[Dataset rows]
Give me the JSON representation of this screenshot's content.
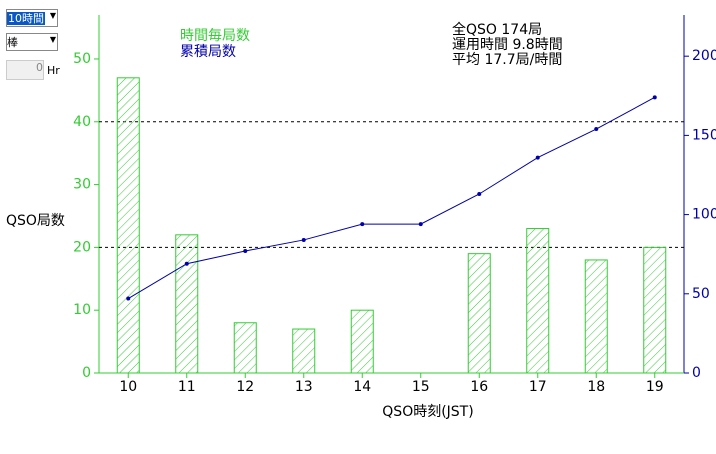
{
  "ui": {
    "hours_select": "10時間",
    "style_select": "棒",
    "offset_value": "0",
    "offset_unit": "Hr"
  },
  "chart_data": {
    "type": "bar",
    "categories": [
      "10",
      "11",
      "12",
      "13",
      "14",
      "15",
      "16",
      "17",
      "18",
      "19"
    ],
    "series": [
      {
        "name": "時間毎局数",
        "color": "#33cc33",
        "values": [
          47,
          22,
          8,
          7,
          10,
          0,
          19,
          23,
          18,
          20
        ]
      },
      {
        "name": "累積局数",
        "color": "#0000aa",
        "axis": "y2",
        "type": "line",
        "values": [
          47,
          69,
          77,
          84,
          94,
          94,
          113,
          136,
          154,
          174
        ]
      }
    ],
    "summary": [
      "全QSO 174局",
      "運用時間 9.8時間",
      "平均 17.7局/時間"
    ],
    "y_label": "QSO局数",
    "x_label": "QSO時刻(JST)",
    "ylim": [
      0,
      57
    ],
    "yticks": [
      0,
      10,
      20,
      30,
      40,
      50
    ],
    "grid_lines": [
      20,
      40
    ],
    "y2lim": [
      0,
      226
    ],
    "y2ticks": [
      0,
      50,
      100,
      150,
      200
    ]
  }
}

**Stated task**
Transcribe the whole listing, character for character, but not its images.

**Correct response**
Give me the JSON representation of this screenshot's content.
{
  "ui": {
    "hours_select": "10時間",
    "style_select": "棒",
    "offset_value": "0",
    "offset_unit": "Hr"
  },
  "chart_data": {
    "type": "bar",
    "categories": [
      "10",
      "11",
      "12",
      "13",
      "14",
      "15",
      "16",
      "17",
      "18",
      "19"
    ],
    "series": [
      {
        "name": "時間毎局数",
        "color": "#33cc33",
        "values": [
          47,
          22,
          8,
          7,
          10,
          0,
          19,
          23,
          18,
          20
        ]
      },
      {
        "name": "累積局数",
        "color": "#0000aa",
        "axis": "y2",
        "type": "line",
        "values": [
          47,
          69,
          77,
          84,
          94,
          94,
          113,
          136,
          154,
          174
        ]
      }
    ],
    "summary": [
      "全QSO 174局",
      "運用時間 9.8時間",
      "平均 17.7局/時間"
    ],
    "y_label": "QSO局数",
    "x_label": "QSO時刻(JST)",
    "ylim": [
      0,
      57
    ],
    "yticks": [
      0,
      10,
      20,
      30,
      40,
      50
    ],
    "grid_lines": [
      20,
      40
    ],
    "y2lim": [
      0,
      226
    ],
    "y2ticks": [
      0,
      50,
      100,
      150,
      200
    ]
  }
}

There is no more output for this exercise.